■ Dataset items ■
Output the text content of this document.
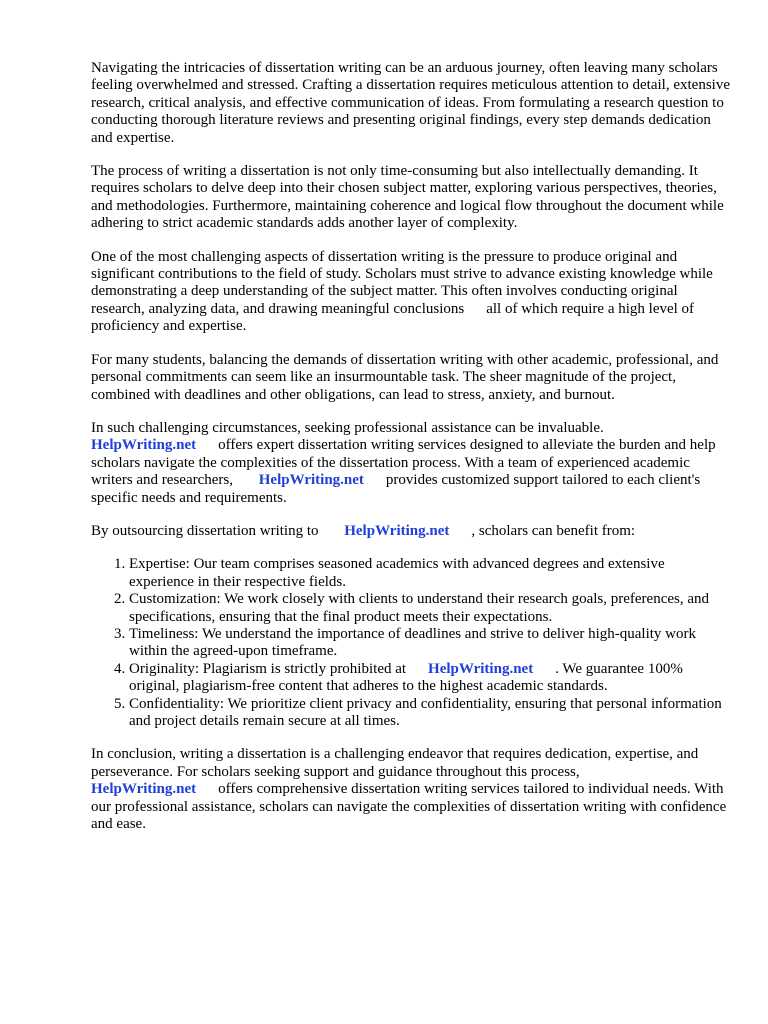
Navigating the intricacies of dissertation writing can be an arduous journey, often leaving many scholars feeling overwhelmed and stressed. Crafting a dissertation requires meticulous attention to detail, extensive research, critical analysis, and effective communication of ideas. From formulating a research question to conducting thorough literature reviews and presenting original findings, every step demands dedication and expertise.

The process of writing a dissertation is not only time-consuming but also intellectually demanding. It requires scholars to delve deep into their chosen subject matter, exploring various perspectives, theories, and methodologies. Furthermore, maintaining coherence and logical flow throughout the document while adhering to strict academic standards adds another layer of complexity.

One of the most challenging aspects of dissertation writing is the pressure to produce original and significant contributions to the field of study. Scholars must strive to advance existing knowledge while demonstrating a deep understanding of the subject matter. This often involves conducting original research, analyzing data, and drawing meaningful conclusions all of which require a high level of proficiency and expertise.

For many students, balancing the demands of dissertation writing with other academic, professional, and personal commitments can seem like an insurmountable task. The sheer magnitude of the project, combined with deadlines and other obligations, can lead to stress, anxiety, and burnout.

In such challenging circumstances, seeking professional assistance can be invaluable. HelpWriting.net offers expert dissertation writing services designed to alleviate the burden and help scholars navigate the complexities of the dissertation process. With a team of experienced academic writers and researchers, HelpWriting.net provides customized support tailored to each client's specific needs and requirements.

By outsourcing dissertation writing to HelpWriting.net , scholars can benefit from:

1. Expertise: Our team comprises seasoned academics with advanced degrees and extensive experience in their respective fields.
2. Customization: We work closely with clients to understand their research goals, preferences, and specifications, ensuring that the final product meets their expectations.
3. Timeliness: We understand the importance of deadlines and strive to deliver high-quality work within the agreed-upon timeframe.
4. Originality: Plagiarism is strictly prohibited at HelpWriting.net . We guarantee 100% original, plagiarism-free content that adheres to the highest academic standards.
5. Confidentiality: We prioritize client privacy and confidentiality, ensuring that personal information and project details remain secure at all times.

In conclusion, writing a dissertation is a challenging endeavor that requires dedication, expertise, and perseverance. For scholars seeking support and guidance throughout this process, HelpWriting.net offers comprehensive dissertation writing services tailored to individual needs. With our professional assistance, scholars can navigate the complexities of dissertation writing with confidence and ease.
* * *
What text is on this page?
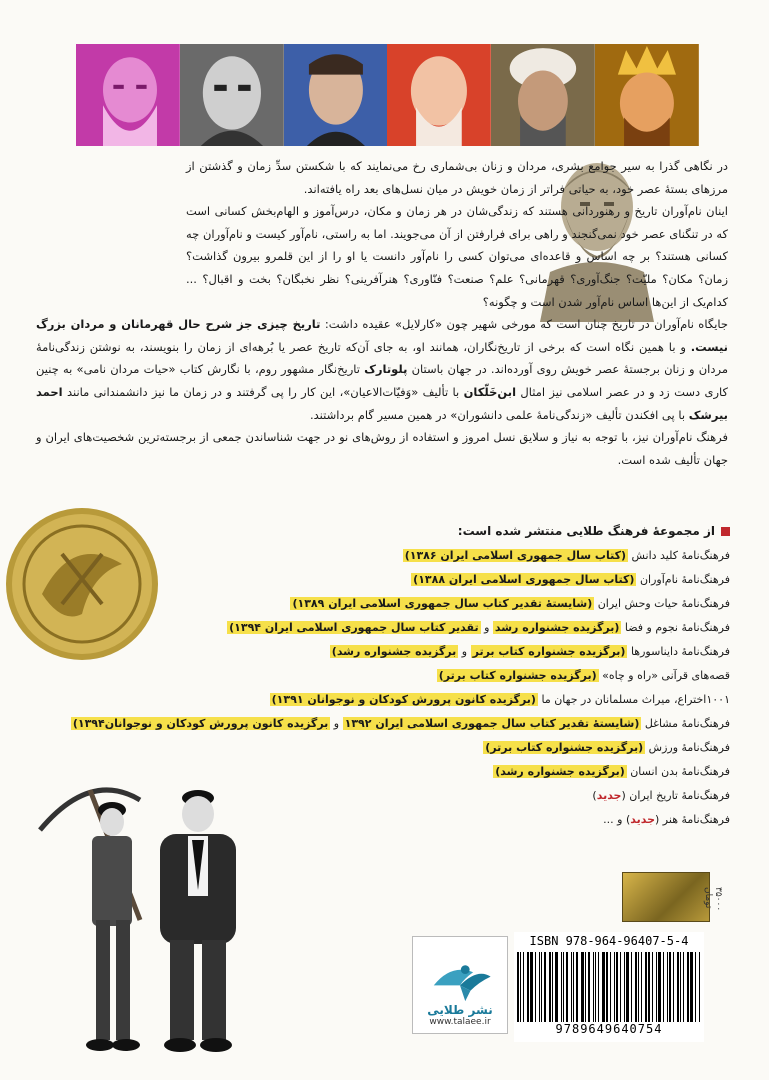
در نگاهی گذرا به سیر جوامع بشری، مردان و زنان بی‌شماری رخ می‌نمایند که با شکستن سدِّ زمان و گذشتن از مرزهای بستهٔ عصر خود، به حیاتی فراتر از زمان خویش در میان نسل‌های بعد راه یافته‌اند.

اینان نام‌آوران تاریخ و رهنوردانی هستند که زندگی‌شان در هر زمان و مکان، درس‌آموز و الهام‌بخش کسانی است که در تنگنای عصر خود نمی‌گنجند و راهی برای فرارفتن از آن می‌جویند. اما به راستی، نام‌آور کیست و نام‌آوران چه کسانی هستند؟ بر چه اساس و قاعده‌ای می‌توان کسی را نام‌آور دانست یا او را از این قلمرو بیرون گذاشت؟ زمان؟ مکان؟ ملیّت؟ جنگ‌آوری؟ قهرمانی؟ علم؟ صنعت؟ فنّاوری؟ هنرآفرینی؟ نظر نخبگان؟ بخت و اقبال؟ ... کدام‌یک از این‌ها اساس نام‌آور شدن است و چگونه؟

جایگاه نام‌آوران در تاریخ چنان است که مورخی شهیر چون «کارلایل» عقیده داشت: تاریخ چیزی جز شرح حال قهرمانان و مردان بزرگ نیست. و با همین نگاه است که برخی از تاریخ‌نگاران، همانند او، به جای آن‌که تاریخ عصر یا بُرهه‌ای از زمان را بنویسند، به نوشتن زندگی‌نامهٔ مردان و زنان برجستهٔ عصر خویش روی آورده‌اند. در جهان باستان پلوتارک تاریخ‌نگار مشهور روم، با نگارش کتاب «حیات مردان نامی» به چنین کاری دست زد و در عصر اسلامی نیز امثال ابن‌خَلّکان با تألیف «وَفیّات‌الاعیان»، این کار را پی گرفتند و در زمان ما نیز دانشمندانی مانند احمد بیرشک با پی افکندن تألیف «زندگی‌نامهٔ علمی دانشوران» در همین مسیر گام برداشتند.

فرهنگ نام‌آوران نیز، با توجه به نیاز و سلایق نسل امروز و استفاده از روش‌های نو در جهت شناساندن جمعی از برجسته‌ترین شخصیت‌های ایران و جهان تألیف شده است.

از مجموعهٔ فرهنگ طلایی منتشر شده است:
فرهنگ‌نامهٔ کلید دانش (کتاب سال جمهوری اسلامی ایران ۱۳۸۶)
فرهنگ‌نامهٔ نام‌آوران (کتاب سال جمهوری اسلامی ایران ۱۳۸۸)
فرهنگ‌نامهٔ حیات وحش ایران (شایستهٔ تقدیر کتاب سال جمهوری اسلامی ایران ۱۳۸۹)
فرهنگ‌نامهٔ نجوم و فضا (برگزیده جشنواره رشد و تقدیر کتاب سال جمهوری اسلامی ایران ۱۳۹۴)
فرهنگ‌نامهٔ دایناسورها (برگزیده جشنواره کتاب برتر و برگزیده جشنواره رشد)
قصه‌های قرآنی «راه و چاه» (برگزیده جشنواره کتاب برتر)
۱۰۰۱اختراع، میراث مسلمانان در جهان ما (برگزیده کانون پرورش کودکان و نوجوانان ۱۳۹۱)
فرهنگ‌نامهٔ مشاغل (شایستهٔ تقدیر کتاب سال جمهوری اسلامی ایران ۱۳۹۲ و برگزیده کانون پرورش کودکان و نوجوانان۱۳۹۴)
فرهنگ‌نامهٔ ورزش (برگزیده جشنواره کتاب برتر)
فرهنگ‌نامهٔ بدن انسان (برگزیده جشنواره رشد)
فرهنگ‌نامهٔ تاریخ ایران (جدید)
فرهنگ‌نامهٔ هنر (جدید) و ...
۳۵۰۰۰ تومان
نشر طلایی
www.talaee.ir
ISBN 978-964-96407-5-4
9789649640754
--
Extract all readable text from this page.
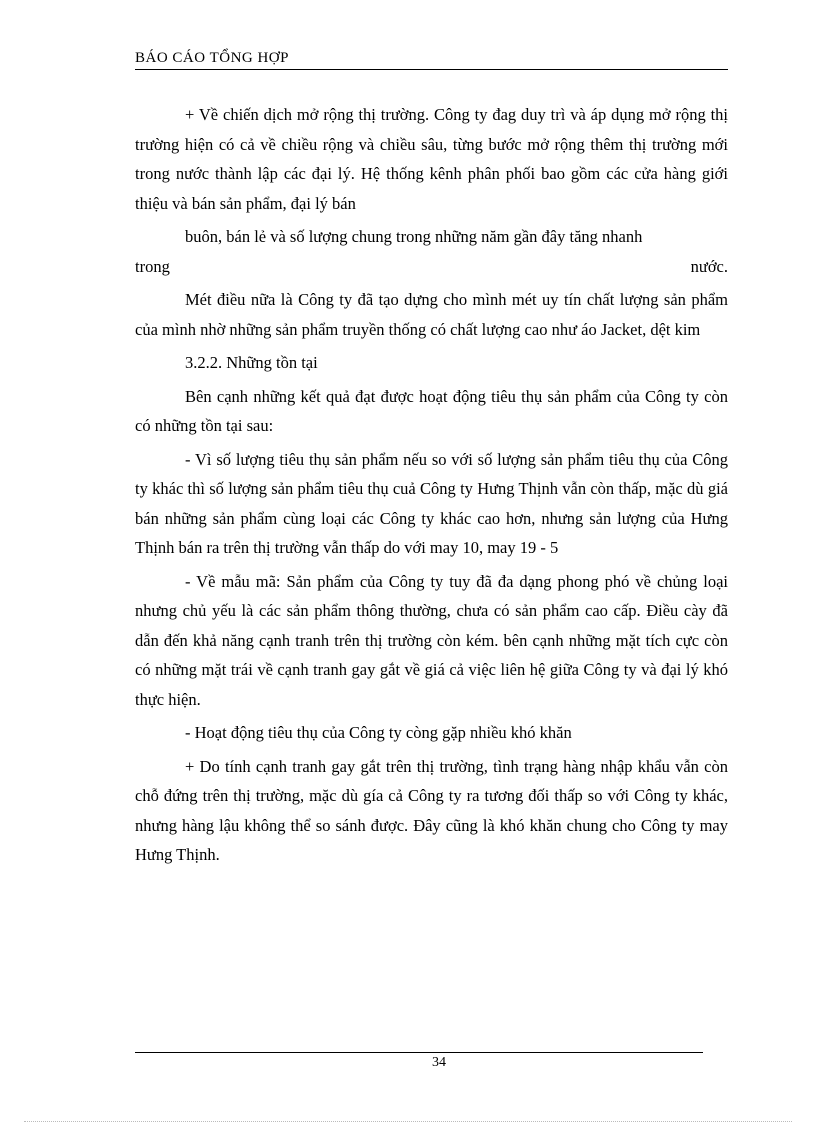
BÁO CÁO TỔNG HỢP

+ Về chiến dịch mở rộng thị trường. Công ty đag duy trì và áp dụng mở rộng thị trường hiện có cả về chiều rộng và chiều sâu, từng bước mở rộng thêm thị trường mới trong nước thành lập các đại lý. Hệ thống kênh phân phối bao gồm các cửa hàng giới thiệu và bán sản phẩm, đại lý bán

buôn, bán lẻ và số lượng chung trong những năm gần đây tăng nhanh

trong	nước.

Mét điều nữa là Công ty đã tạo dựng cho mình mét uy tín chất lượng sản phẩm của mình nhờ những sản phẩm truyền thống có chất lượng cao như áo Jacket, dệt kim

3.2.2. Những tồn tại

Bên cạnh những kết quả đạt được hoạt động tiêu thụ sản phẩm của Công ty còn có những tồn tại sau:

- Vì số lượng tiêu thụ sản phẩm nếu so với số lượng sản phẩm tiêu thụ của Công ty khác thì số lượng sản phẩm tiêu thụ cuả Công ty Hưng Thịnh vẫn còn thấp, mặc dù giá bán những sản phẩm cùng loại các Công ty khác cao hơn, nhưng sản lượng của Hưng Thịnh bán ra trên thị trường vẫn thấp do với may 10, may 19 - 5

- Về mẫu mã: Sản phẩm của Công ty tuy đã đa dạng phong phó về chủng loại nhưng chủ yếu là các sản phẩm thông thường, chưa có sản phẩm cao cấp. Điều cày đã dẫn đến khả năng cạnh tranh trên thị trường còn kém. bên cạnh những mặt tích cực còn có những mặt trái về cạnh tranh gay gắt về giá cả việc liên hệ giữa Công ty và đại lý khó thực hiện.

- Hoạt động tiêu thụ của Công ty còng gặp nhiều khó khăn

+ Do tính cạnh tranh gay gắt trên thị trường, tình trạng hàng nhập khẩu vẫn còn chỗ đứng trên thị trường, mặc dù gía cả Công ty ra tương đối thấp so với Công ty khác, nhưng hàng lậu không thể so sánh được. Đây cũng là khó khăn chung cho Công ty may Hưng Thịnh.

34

■ TASK DESCRIPTION ■
Reproduce each line from the records that contains the word "کودکان".

■ SOLUTION TO THE PROBLEM ■
۱۰۰۱اختراع، میراث مسلمانان در جهان ما (برگزیده کانون پرورش کودکان و نوجوانان ۱۳۹۱)
فرهنگ‌نامهٔ مشاغل (شایستهٔ تقدیر کتاب سال جمهوری اسلامی ایران ۱۳۹۲ و برگزیده کانون پرورش کودکان و نوجوانان۱۳۹۴)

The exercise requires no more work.